*Task to complete:*
Set each entry down verbatim, omitting images.

Dataset excerpts:
----------

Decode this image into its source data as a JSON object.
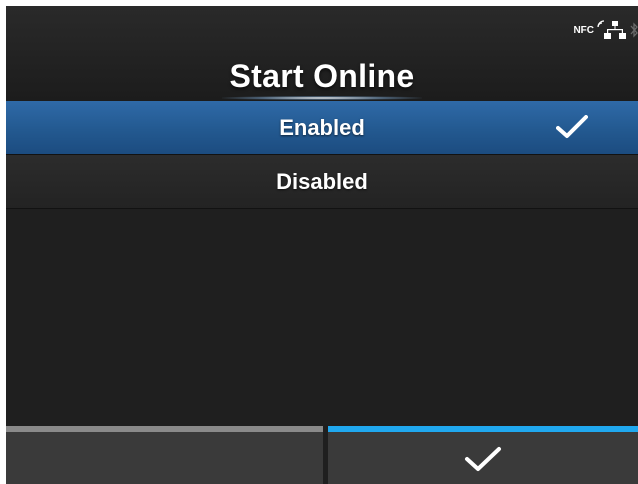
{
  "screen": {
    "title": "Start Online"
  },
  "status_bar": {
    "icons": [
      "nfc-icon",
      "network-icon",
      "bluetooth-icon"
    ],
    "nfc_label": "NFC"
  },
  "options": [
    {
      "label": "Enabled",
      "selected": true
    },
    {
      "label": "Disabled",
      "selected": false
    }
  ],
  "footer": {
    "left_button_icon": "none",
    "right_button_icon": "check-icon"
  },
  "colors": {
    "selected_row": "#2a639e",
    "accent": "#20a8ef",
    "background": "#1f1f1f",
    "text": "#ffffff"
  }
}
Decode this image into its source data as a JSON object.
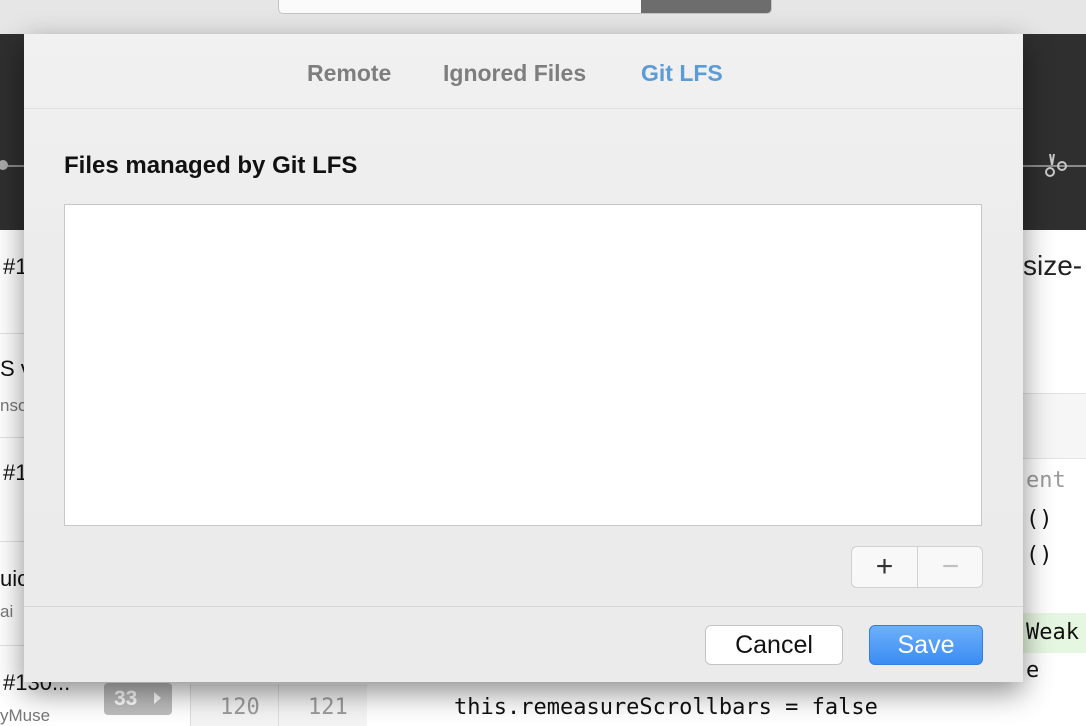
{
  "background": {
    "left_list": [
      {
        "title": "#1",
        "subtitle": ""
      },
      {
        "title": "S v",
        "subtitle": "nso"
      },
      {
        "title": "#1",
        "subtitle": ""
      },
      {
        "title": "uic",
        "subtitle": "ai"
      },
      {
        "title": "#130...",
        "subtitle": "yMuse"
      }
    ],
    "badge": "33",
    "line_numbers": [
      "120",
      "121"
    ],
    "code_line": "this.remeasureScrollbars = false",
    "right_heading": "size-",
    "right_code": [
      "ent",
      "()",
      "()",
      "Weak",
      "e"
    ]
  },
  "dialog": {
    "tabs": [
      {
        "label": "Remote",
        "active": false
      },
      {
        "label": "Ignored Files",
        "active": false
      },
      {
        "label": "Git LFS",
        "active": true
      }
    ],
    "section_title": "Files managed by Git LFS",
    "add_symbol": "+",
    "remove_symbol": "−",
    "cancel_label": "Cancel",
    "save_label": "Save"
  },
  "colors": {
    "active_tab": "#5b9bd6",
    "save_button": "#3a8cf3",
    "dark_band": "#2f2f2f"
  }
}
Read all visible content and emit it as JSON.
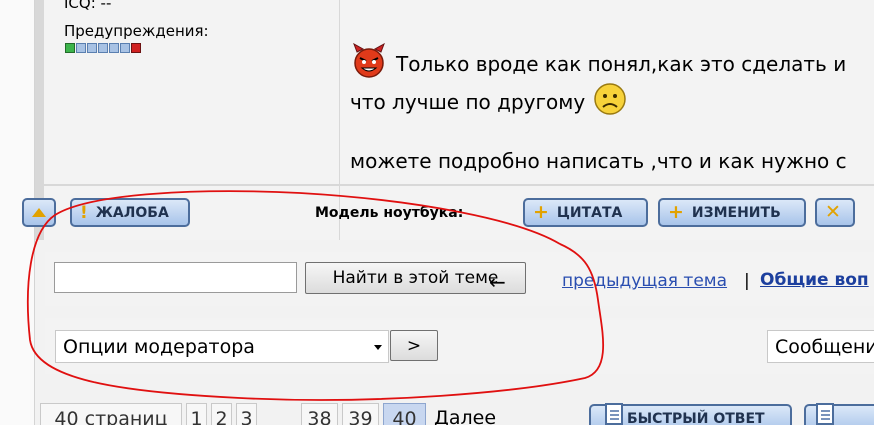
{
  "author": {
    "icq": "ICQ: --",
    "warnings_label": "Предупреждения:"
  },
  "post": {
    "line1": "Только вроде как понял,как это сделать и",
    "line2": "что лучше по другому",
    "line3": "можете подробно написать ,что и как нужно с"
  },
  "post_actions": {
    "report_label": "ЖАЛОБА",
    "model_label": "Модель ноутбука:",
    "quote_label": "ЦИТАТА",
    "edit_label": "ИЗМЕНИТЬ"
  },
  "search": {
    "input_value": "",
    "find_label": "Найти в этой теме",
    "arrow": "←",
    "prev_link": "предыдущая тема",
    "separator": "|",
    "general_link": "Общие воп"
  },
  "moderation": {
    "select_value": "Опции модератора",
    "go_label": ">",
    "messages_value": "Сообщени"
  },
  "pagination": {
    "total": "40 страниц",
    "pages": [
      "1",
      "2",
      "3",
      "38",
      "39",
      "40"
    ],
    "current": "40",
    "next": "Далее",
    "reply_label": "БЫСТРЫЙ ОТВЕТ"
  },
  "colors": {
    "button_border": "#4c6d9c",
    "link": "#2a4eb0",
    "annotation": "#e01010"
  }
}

----------

*Task output:*
Decode this image into its source data as a JSON object.
{
  "screen": {
    "title": "Start Online"
  },
  "status_bar": {
    "icons": [
      "nfc-icon",
      "network-icon",
      "bluetooth-icon"
    ],
    "nfc_label": "NFC"
  },
  "options": [
    {
      "label": "Enabled",
      "selected": true
    },
    {
      "label": "Disabled",
      "selected": false
    }
  ],
  "footer": {
    "left_button_icon": "none",
    "right_button_icon": "check-icon"
  },
  "colors": {
    "selected_row": "#2a639e",
    "accent": "#20a8ef",
    "background": "#1f1f1f",
    "text": "#ffffff"
  }
}
Decode this image into its source data as a JSON object.
{
  "background": {
    "left_list": [
      {
        "title": "#1",
        "subtitle": ""
      },
      {
        "title": "S v",
        "subtitle": "nso"
      },
      {
        "title": "#1",
        "subtitle": ""
      },
      {
        "title": "uic",
        "subtitle": "ai"
      },
      {
        "title": "#130...",
        "subtitle": "yMuse"
      }
    ],
    "badge": "33",
    "line_numbers": [
      "120",
      "121"
    ],
    "code_line": "this.remeasureScrollbars = false",
    "right_heading": "size-",
    "right_code": [
      "ent",
      "()",
      "()",
      "Weak",
      "e"
    ]
  },
  "dialog": {
    "tabs": [
      {
        "label": "Remote",
        "active": false
      },
      {
        "label": "Ignored Files",
        "active": false
      },
      {
        "label": "Git LFS",
        "active": true
      }
    ],
    "section_title": "Files managed by Git LFS",
    "add_symbol": "+",
    "remove_symbol": "−",
    "cancel_label": "Cancel",
    "save_label": "Save"
  },
  "colors": {
    "active_tab": "#5b9bd6",
    "save_button": "#3a8cf3",
    "dark_band": "#2f2f2f"
  }
}
Read all visible content and emit it as JSON.
{
  "author": {
    "icq": "ICQ: --",
    "warnings_label": "Предупреждения:"
  },
  "post": {
    "line1": "Только вроде как понял,как это сделать и",
    "line2": "что лучше по другому",
    "line3": "можете подробно написать ,что и как нужно с"
  },
  "post_actions": {
    "report_label": "ЖАЛОБА",
    "model_label": "Модель ноутбука:",
    "quote_label": "ЦИТАТА",
    "edit_label": "ИЗМЕНИТЬ"
  },
  "search": {
    "input_value": "",
    "find_label": "Найти в этой теме",
    "arrow": "←",
    "prev_link": "предыдущая тема",
    "separator": "|",
    "general_link": "Общие воп"
  },
  "moderation": {
    "select_value": "Опции модератора",
    "go_label": ">",
    "messages_value": "Сообщени"
  },
  "pagination": {
    "total": "40 страниц",
    "pages": [
      "1",
      "2",
      "3",
      "38",
      "39",
      "40"
    ],
    "current": "40",
    "next": "Далее",
    "reply_label": "БЫСТРЫЙ ОТВЕТ"
  },
  "colors": {
    "button_border": "#4c6d9c",
    "link": "#2a4eb0",
    "annotation": "#e01010"
  }
}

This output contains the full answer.